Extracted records
----------------------------------------

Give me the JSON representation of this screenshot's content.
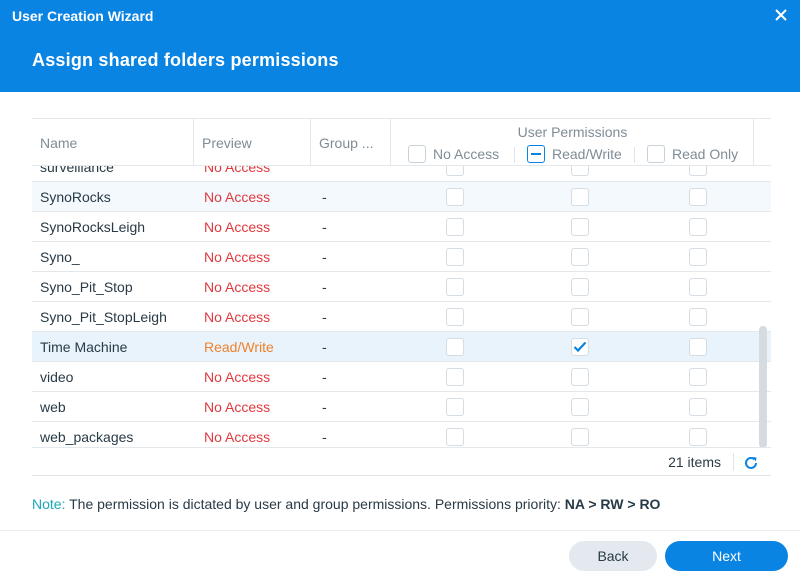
{
  "window": {
    "title": "User Creation Wizard",
    "page_title": "Assign shared folders permissions"
  },
  "table": {
    "columns": {
      "name": "Name",
      "preview": "Preview",
      "group": "Group ...",
      "user_permissions": "User Permissions"
    },
    "permission_options": [
      {
        "label": "No Access",
        "state": "unchecked"
      },
      {
        "label": "Read/Write",
        "state": "indeterminate"
      },
      {
        "label": "Read Only",
        "state": "unchecked"
      }
    ],
    "partial_top_row": {
      "name": "surveillance",
      "preview": "No Access"
    },
    "rows": [
      {
        "name": "SynoRocks",
        "preview": "No Access",
        "group": "-",
        "no_access": false,
        "read_write": false,
        "read_only": false
      },
      {
        "name": "SynoRocksLeigh",
        "preview": "No Access",
        "group": "-",
        "no_access": false,
        "read_write": false,
        "read_only": false
      },
      {
        "name": "Syno_",
        "preview": "No Access",
        "group": "-",
        "no_access": false,
        "read_write": false,
        "read_only": false
      },
      {
        "name": "Syno_Pit_Stop",
        "preview": "No Access",
        "group": "-",
        "no_access": false,
        "read_write": false,
        "read_only": false
      },
      {
        "name": "Syno_Pit_StopLeigh",
        "preview": "No Access",
        "group": "-",
        "no_access": false,
        "read_write": false,
        "read_only": false
      },
      {
        "name": "Time Machine",
        "preview": "Read/Write",
        "group": "-",
        "no_access": false,
        "read_write": true,
        "read_only": false
      },
      {
        "name": "video",
        "preview": "No Access",
        "group": "-",
        "no_access": false,
        "read_write": false,
        "read_only": false
      },
      {
        "name": "web",
        "preview": "No Access",
        "group": "-",
        "no_access": false,
        "read_write": false,
        "read_only": false
      },
      {
        "name": "web_packages",
        "preview": "No Access",
        "group": "-",
        "no_access": false,
        "read_write": false,
        "read_only": false
      }
    ],
    "item_count": "21 items"
  },
  "note": {
    "label": "Note:",
    "text": "The permission is dictated by user and group permissions. Permissions priority:",
    "priority": "NA > RW > RO"
  },
  "buttons": {
    "back": "Back",
    "next": "Next"
  },
  "icons": {
    "close": "close-icon",
    "refresh": "refresh-icon",
    "check": "checkmark-icon"
  },
  "colors": {
    "accent": "#0a84e3",
    "no_access": "#e0393e",
    "read_write": "#f0812a",
    "note_label": "#1aa8b5"
  }
}
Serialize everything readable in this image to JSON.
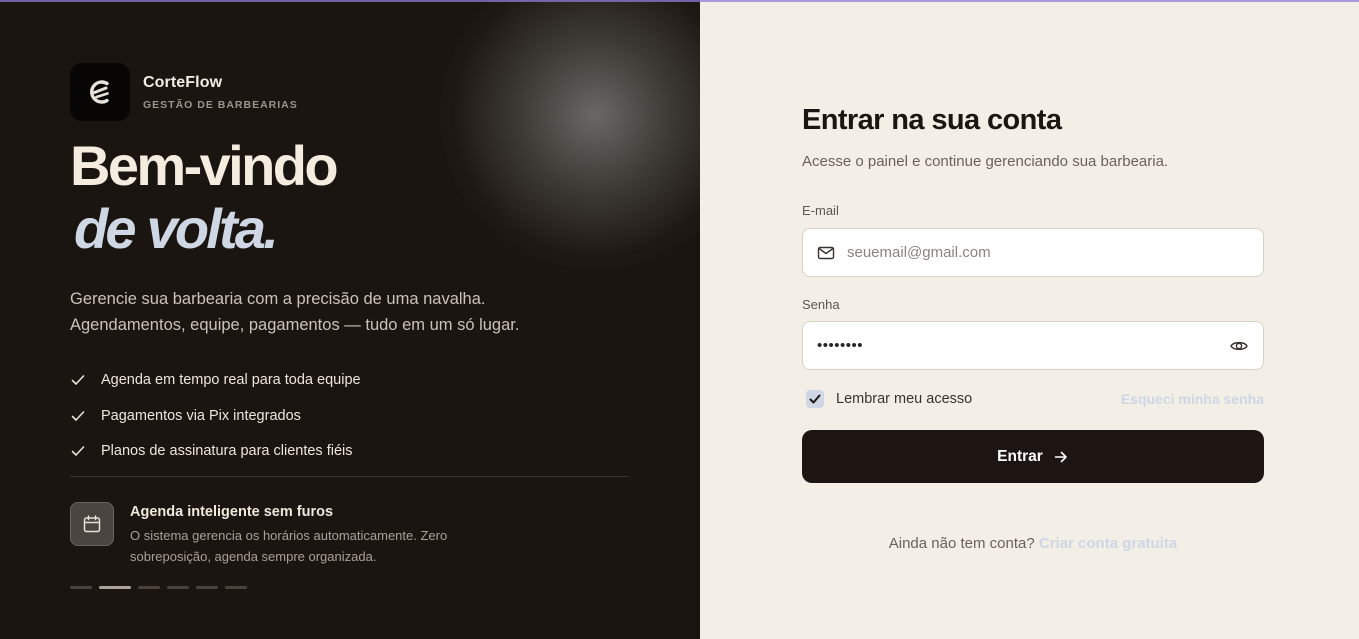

----------------------------------------

*PROBLEM REQUIREMENTS*
Tally the lines of the material above that contain the word "JSON" and report the total alone.

*THE REPLY*
2